TASK DESCRIPTION: Print every entry word for word, but omit the pictures.

═════ RECORDS PROVIDED ═════

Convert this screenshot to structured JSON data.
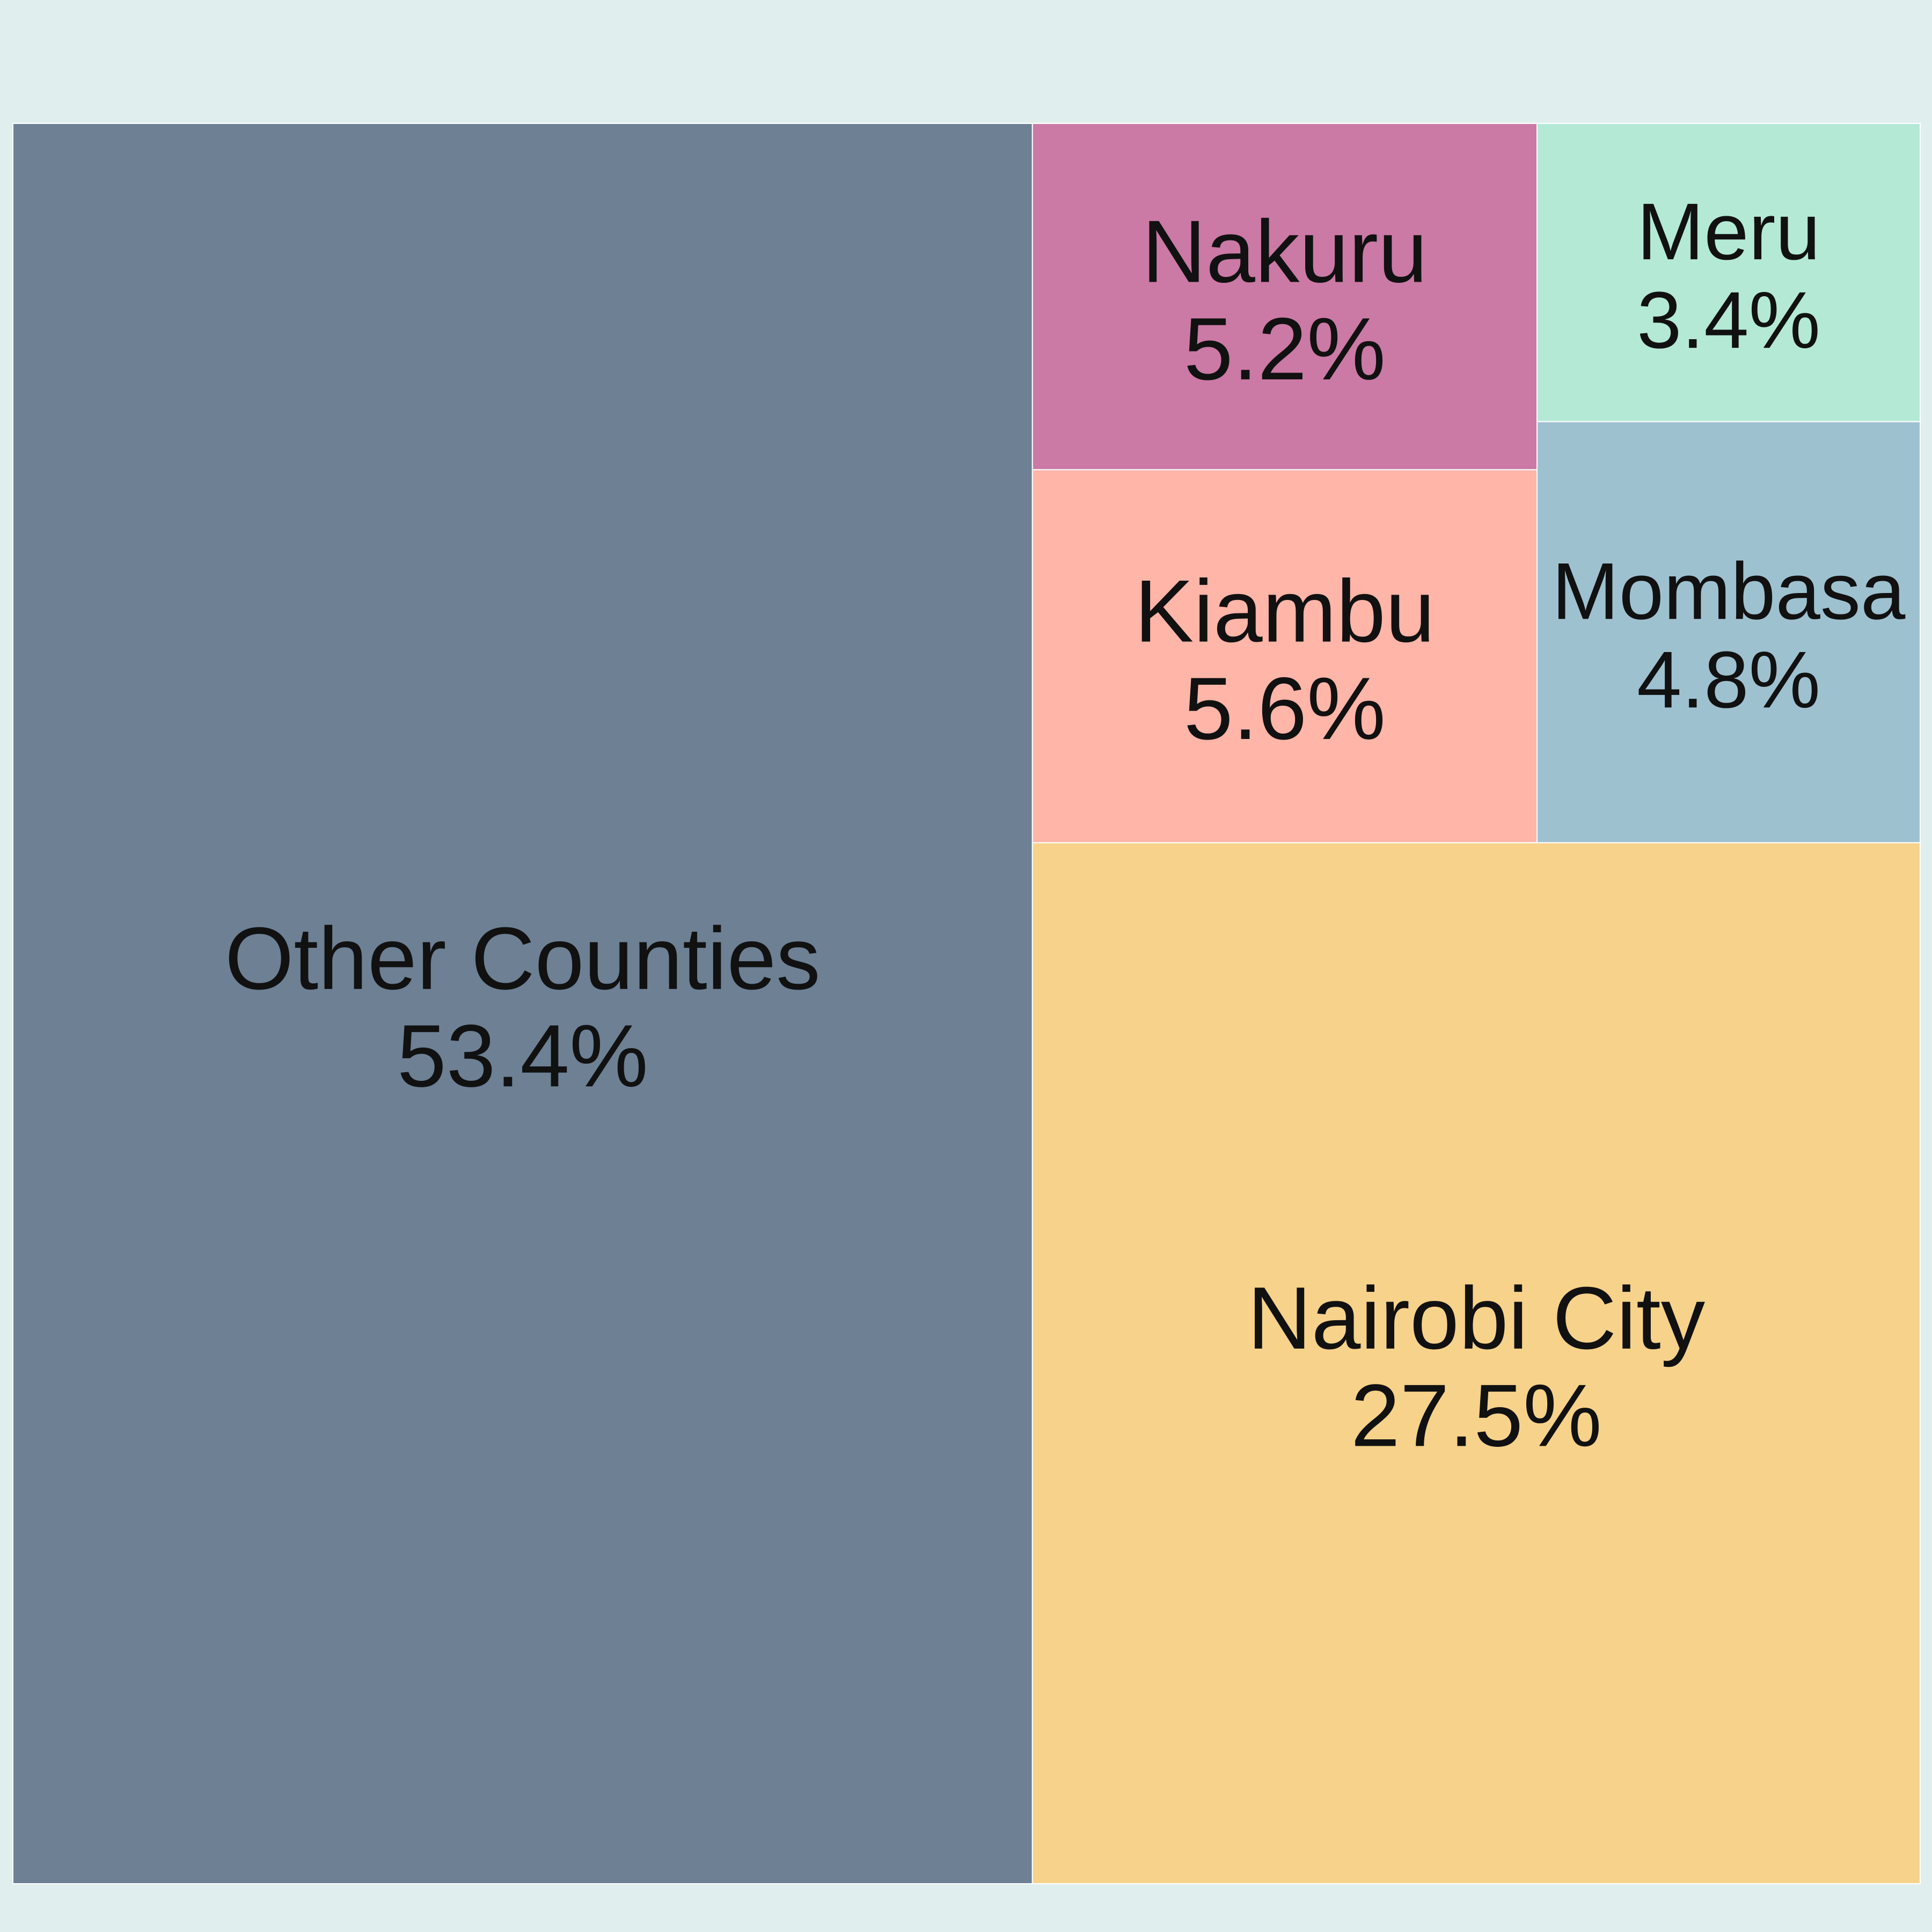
{
  "chart_data": {
    "type": "treemap",
    "title": "",
    "items": [
      {
        "label": "Other Counties",
        "value": 53.4,
        "value_label": "53.4%",
        "color": "#6d8094"
      },
      {
        "label": "Nairobi City",
        "value": 27.5,
        "value_label": "27.5%",
        "color": "#f6d28a"
      },
      {
        "label": "Kiambu",
        "value": 5.6,
        "value_label": "5.6%",
        "color": "#ffb5a8"
      },
      {
        "label": "Nakuru",
        "value": 5.2,
        "value_label": "5.2%",
        "color": "#cb79a5"
      },
      {
        "label": "Mombasa",
        "value": 4.8,
        "value_label": "4.8%",
        "color": "#9ec1d0"
      },
      {
        "label": "Meru",
        "value": 3.4,
        "value_label": "3.4%",
        "color": "#b4e9d6"
      }
    ],
    "background_color": "#e0efee"
  }
}
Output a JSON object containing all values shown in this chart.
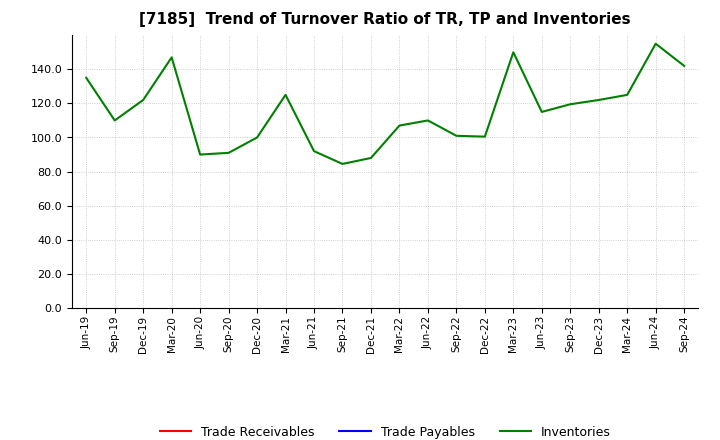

═════

EXERCISE OUTPUT:
Convert this screenshot to structured JSON data.
{
  "chart_data": {
    "type": "treemap",
    "title": "",
    "items": [
      {
        "label": "Other Counties",
        "value": 53.4,
        "value_label": "53.4%",
        "color": "#6d8094"
      },
      {
        "label": "Nairobi City",
        "value": 27.5,
        "value_label": "27.5%",
        "color": "#f6d28a"
      },
      {
        "label": "Kiambu",
        "value": 5.6,
        "value_label": "5.6%",
        "color": "#ffb5a8"
      },
      {
        "label": "Nakuru",
        "value": 5.2,
        "value_label": "5.2%",
        "color": "#cb79a5"
      },
      {
        "label": "Mombasa",
        "value": 4.8,
        "value_label": "4.8%",
        "color": "#9ec1d0"
      },
      {
        "label": "Meru",
        "value": 3.4,
        "value_label": "3.4%",
        "color": "#b4e9d6"
      }
    ],
    "background_color": "#e0efee"
  }
}
Output a JSON object containing all values shown in this chart.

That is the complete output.